**** DATA FOR THIS TASK

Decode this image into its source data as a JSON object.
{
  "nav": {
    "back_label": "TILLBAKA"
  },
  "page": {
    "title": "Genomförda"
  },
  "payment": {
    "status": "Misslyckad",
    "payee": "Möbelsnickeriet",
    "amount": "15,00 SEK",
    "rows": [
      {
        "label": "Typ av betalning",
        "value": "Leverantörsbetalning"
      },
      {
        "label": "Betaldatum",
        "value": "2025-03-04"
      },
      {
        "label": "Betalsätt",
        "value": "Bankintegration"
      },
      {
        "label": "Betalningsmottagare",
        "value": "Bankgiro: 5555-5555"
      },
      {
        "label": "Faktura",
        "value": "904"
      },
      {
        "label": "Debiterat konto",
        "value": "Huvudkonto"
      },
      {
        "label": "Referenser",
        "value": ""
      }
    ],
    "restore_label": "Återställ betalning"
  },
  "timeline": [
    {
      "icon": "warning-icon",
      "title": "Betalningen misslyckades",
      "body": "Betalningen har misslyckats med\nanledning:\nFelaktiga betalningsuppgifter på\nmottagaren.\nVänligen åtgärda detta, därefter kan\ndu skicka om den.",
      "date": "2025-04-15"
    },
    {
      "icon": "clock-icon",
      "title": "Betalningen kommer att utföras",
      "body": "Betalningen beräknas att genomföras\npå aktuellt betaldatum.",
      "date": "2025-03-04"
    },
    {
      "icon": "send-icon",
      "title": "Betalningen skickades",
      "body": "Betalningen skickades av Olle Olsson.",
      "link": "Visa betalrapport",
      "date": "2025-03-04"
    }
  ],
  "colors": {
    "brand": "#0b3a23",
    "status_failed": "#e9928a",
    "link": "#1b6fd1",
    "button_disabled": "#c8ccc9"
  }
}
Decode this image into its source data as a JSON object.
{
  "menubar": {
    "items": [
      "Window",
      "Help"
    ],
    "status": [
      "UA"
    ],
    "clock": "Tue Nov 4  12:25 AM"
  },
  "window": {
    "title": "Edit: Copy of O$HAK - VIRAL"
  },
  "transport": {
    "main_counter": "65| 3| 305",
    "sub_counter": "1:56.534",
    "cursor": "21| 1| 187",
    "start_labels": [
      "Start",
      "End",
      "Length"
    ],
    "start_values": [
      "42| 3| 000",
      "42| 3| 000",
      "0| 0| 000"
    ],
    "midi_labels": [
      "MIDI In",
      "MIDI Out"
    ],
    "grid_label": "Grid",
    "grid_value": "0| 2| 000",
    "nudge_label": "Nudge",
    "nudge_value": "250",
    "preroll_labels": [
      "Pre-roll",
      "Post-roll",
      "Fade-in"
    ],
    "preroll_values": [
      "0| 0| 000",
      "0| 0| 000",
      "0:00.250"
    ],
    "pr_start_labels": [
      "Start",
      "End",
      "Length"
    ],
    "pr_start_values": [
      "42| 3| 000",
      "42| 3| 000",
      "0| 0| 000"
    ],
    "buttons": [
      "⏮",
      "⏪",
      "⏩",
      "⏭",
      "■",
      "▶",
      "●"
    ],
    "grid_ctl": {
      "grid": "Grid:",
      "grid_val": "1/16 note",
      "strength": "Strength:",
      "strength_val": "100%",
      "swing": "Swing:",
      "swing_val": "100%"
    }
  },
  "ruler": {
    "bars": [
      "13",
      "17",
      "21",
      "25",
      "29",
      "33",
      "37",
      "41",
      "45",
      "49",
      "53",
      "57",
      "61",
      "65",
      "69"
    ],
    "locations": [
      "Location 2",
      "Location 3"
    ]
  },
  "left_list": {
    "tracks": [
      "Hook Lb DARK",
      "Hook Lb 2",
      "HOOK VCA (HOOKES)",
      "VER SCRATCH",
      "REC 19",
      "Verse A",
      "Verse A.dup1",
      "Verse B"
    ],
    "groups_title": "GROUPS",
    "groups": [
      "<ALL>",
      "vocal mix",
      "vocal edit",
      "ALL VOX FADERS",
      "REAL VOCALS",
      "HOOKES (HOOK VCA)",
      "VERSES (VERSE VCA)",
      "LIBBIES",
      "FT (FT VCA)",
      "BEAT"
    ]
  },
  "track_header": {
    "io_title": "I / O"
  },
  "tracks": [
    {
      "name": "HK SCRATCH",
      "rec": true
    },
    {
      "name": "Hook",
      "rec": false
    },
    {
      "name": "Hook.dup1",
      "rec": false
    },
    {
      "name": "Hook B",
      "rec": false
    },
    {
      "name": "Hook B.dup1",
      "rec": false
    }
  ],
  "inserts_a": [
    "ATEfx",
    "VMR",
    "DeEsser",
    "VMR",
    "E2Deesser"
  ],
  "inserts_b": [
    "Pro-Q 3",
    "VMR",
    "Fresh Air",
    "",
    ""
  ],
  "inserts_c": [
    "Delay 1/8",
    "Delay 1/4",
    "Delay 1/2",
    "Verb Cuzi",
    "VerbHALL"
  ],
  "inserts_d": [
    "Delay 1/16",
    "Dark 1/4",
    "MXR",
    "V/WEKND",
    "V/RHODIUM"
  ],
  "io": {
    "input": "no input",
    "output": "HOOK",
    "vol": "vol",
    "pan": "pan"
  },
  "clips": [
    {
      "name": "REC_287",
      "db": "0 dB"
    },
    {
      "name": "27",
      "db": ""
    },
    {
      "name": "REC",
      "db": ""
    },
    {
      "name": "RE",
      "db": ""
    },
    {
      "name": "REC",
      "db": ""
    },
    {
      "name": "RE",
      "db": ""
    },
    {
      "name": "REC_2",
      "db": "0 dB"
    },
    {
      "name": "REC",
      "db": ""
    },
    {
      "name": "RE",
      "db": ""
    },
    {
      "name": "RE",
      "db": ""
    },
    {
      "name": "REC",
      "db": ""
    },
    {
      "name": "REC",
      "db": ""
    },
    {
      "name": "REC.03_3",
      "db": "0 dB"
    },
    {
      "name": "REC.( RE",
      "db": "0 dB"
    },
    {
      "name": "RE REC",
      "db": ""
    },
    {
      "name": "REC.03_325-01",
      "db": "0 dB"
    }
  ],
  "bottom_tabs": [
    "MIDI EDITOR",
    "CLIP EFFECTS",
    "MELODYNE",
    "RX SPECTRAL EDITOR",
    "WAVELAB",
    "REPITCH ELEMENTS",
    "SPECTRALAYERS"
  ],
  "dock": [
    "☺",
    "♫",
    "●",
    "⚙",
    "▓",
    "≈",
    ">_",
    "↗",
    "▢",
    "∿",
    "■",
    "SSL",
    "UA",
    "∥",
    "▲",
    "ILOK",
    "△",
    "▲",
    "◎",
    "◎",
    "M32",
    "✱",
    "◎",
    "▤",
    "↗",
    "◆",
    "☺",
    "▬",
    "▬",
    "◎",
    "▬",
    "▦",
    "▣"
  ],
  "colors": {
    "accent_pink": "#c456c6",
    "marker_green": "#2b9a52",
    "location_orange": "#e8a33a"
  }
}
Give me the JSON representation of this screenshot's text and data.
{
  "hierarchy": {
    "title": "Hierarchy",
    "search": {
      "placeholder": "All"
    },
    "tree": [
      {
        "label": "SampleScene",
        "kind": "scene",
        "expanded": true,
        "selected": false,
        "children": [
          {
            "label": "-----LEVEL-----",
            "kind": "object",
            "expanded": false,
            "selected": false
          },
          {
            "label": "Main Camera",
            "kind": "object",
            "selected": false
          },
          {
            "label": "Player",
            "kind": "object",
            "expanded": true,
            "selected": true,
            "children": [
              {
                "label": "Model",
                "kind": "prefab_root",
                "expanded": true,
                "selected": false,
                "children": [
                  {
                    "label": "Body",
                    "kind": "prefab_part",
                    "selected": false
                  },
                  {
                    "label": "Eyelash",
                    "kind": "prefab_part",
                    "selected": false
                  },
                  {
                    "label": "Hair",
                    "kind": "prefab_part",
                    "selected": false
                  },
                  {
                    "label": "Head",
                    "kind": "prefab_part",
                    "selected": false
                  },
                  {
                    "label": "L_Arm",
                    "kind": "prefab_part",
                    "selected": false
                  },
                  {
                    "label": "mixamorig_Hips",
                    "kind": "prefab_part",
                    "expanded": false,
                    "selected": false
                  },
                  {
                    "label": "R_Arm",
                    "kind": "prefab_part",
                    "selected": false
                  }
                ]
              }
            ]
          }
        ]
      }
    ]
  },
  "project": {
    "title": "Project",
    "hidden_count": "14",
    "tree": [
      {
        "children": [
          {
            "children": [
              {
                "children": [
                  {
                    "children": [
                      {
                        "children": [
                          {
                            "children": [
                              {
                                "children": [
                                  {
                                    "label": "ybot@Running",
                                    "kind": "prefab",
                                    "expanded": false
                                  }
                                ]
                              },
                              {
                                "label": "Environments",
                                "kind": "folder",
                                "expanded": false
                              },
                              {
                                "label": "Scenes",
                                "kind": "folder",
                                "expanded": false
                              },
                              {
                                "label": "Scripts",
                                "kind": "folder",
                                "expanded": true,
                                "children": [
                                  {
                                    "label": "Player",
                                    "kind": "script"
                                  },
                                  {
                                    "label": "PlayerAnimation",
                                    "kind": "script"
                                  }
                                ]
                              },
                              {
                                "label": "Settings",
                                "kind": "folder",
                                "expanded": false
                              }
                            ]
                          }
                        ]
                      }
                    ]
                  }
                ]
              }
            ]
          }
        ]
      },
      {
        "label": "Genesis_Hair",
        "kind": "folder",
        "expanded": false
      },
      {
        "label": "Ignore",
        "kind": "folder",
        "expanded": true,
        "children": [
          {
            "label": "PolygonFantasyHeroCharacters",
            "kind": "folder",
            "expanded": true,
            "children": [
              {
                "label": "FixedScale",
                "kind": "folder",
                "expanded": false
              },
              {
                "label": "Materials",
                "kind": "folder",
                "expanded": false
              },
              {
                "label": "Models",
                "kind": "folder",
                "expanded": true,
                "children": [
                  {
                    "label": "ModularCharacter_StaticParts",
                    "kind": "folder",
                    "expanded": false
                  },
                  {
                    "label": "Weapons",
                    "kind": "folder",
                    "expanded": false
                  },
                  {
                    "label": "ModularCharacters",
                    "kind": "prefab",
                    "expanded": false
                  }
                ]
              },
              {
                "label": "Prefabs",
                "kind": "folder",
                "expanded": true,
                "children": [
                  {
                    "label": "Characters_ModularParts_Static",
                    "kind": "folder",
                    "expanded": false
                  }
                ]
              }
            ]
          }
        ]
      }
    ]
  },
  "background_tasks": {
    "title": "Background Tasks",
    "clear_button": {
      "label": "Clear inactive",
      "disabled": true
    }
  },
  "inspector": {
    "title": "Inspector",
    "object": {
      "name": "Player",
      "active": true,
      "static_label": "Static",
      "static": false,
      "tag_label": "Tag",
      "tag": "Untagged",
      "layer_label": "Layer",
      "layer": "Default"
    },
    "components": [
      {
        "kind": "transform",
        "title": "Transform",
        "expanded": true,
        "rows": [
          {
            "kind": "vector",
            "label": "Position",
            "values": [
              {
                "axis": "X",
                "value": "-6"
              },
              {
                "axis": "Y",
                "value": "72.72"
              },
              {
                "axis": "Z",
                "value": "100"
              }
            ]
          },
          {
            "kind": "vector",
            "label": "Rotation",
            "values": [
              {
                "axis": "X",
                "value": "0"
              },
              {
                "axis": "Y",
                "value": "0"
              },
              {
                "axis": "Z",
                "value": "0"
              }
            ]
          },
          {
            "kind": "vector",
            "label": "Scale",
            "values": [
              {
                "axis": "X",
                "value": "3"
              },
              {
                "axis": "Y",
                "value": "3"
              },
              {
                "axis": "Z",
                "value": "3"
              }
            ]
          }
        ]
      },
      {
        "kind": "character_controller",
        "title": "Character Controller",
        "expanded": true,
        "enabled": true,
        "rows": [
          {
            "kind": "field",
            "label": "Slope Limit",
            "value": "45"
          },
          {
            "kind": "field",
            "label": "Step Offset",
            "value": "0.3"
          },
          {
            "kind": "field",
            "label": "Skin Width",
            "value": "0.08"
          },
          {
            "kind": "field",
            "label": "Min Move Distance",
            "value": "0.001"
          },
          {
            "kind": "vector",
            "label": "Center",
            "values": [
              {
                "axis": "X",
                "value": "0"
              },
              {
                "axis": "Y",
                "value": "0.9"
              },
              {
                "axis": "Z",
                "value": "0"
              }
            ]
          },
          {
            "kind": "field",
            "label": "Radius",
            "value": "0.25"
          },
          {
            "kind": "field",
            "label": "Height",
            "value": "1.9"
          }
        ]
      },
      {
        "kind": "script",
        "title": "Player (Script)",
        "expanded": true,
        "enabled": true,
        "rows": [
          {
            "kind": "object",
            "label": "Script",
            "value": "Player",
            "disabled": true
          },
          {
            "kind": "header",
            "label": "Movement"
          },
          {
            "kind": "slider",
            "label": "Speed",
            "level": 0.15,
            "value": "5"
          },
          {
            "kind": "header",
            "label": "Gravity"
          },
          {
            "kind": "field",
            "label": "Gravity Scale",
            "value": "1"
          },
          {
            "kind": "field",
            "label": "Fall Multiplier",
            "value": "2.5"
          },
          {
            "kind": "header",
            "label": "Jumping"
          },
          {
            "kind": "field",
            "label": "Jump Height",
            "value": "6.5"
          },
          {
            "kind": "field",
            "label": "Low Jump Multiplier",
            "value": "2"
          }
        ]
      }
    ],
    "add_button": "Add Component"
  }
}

********

* [WORK ORDER]: Count the lines in the listing that hold the word "link", then give the number and nothing else.

* [OUTPUT]: 2